▶ **The problem**
Look through the lines below and extract each one that contains "based".

▶ **Data for this task**

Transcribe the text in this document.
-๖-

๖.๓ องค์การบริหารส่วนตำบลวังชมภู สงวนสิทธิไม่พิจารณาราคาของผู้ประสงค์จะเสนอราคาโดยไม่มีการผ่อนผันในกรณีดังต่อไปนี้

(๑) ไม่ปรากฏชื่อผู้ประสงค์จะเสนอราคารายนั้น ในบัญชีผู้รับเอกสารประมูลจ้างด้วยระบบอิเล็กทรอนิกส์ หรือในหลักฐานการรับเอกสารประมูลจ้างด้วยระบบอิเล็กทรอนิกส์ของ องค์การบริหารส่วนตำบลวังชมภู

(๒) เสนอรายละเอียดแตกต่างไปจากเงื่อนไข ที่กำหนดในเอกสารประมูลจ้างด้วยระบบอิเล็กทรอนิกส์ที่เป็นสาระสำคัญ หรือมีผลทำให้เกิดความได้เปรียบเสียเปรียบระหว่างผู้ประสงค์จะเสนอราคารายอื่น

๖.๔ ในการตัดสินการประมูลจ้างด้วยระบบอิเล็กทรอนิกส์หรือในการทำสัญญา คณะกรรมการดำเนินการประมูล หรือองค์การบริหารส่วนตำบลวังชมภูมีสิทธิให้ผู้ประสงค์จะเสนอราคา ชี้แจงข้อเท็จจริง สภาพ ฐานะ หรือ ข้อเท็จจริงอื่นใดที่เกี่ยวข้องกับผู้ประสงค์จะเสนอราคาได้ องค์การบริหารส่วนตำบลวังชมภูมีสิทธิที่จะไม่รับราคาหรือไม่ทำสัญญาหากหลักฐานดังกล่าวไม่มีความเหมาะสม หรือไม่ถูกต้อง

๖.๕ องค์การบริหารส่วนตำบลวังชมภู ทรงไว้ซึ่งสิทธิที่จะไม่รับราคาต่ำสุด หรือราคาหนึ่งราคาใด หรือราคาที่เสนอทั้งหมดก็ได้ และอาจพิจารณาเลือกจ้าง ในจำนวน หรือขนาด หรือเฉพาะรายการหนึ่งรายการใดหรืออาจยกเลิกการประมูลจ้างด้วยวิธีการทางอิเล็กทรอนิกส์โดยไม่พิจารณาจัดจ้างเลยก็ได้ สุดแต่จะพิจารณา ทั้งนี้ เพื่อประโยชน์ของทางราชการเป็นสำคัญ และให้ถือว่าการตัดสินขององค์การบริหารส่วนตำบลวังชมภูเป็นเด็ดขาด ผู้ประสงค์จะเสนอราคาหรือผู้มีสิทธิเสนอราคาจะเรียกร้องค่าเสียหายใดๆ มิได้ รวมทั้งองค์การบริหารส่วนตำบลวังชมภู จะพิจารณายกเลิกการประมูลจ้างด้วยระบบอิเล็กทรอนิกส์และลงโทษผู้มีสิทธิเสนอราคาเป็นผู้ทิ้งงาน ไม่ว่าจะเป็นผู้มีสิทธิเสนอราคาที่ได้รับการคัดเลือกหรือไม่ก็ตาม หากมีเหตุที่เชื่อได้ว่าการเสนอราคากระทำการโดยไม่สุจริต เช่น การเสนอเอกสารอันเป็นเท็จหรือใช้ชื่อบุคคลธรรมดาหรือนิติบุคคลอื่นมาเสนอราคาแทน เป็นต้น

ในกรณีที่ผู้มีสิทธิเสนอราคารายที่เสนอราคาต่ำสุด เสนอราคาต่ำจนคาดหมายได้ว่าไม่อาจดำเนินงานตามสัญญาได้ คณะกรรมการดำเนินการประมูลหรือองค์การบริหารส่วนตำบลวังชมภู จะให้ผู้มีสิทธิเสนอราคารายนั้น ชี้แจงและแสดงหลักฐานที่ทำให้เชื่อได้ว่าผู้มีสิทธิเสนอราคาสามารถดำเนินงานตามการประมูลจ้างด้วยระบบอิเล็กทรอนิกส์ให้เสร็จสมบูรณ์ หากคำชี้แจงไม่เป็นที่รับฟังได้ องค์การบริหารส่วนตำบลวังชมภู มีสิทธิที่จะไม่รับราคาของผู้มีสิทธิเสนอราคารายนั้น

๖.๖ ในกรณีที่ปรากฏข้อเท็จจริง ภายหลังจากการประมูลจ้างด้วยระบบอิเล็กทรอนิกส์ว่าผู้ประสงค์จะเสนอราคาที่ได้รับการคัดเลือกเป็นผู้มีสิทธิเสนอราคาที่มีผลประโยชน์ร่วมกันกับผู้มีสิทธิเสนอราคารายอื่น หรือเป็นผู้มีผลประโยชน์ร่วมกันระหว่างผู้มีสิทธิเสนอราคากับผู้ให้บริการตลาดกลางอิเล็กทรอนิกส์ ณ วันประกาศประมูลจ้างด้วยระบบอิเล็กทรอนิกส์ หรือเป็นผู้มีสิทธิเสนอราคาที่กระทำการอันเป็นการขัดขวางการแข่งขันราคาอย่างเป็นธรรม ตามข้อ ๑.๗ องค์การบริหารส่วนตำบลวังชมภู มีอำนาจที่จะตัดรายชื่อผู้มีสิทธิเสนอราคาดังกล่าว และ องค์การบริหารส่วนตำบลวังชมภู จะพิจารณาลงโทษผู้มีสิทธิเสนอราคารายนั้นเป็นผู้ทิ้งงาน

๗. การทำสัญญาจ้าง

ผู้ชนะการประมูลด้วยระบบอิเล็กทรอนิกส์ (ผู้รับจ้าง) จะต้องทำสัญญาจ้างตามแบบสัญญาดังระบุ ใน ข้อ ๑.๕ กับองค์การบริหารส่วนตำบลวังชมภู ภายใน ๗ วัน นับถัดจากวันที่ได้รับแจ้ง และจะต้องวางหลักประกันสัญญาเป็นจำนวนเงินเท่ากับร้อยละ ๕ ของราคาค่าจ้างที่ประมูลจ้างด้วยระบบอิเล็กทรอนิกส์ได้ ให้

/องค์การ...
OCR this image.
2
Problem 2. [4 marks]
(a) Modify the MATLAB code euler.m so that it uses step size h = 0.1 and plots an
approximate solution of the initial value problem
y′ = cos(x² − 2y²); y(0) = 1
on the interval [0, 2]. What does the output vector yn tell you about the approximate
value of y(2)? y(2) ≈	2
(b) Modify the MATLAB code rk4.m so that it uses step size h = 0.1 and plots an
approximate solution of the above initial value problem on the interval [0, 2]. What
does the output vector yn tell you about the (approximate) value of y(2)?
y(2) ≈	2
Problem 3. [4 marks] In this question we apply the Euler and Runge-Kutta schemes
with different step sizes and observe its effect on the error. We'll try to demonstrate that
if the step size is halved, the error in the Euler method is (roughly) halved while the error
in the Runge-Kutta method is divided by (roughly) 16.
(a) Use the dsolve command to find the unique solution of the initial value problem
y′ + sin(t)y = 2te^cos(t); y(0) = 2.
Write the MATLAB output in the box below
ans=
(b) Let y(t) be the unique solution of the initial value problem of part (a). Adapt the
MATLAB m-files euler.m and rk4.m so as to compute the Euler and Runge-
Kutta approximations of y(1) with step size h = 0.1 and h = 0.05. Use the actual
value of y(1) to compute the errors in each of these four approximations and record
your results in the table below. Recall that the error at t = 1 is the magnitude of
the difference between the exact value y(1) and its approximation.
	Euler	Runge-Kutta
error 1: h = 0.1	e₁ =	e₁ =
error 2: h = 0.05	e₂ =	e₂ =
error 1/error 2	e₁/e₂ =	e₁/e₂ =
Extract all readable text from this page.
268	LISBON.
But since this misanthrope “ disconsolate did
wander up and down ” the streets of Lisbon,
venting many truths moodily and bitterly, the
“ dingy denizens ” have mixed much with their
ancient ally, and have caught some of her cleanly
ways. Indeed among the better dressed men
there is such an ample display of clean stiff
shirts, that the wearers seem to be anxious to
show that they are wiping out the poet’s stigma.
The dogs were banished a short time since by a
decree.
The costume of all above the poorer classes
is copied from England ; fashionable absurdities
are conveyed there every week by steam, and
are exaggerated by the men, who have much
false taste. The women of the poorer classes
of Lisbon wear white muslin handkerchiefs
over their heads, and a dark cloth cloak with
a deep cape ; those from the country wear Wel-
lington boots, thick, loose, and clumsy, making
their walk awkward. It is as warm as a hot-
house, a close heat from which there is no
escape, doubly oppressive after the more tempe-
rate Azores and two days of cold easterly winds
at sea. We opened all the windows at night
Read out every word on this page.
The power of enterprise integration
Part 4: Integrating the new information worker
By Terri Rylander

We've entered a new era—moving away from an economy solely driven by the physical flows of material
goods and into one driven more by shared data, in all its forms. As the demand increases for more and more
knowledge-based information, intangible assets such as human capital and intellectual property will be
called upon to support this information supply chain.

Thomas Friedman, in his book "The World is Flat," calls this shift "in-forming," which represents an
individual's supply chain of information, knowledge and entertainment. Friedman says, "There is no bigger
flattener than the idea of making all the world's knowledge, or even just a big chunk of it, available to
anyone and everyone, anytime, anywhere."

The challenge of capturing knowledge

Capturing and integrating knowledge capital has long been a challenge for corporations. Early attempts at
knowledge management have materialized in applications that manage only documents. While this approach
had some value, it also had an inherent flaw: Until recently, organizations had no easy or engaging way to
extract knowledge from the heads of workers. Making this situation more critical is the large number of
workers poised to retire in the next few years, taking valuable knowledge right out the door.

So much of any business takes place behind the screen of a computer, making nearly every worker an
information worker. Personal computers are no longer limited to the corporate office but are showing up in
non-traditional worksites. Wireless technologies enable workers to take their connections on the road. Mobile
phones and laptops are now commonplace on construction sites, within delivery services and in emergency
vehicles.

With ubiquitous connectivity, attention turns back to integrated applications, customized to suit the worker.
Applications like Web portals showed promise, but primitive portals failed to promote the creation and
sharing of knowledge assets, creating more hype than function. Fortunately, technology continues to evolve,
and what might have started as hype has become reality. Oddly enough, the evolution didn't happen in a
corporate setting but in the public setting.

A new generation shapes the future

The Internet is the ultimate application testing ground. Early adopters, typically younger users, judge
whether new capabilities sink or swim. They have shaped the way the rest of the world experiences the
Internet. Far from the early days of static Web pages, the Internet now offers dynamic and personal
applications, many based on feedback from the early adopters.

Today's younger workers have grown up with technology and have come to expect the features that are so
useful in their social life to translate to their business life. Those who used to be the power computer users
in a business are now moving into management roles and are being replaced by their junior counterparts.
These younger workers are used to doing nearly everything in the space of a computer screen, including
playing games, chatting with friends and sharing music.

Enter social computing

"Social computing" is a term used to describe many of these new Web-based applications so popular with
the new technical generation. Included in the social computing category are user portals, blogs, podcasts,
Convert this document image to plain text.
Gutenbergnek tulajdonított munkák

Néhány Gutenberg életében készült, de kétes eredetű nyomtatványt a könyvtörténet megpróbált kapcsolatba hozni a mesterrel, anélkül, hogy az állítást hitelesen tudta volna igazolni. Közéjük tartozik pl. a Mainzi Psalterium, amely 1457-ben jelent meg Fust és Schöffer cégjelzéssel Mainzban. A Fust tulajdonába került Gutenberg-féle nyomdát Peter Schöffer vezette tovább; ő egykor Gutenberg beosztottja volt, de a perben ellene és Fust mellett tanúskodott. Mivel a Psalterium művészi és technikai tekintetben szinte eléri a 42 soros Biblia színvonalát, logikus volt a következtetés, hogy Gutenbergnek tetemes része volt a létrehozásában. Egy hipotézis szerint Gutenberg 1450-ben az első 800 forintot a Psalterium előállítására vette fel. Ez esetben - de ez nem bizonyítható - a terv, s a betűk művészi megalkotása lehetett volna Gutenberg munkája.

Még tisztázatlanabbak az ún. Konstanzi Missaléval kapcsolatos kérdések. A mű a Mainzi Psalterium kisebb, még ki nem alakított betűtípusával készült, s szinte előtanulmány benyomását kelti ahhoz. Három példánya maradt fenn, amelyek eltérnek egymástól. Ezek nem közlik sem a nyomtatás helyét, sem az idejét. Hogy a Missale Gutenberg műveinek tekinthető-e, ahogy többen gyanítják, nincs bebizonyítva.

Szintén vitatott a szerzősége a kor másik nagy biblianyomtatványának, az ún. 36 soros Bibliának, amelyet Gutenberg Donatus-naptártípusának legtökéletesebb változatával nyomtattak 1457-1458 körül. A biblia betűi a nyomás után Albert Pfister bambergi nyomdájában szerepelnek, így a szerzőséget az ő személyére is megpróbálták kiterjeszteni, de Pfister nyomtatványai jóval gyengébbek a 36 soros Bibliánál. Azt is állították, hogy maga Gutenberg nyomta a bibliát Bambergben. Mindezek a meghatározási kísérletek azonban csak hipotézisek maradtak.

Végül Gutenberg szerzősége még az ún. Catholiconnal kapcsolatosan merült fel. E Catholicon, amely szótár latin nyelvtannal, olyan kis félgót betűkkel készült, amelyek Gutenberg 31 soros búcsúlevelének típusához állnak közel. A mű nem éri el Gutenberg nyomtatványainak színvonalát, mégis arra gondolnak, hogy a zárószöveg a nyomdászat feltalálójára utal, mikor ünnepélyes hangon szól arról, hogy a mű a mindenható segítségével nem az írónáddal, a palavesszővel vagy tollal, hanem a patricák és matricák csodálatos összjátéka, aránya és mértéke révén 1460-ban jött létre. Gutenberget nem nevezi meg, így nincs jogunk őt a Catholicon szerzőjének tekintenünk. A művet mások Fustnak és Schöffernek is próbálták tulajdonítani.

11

▶ **Response to this task**
knowledge-based information, intangible assets such as human capital and intellectual property will be
applications, many based on feedback from the early adopters.
"Social computing" is a term used to describe many of these new Web-based applications so popular with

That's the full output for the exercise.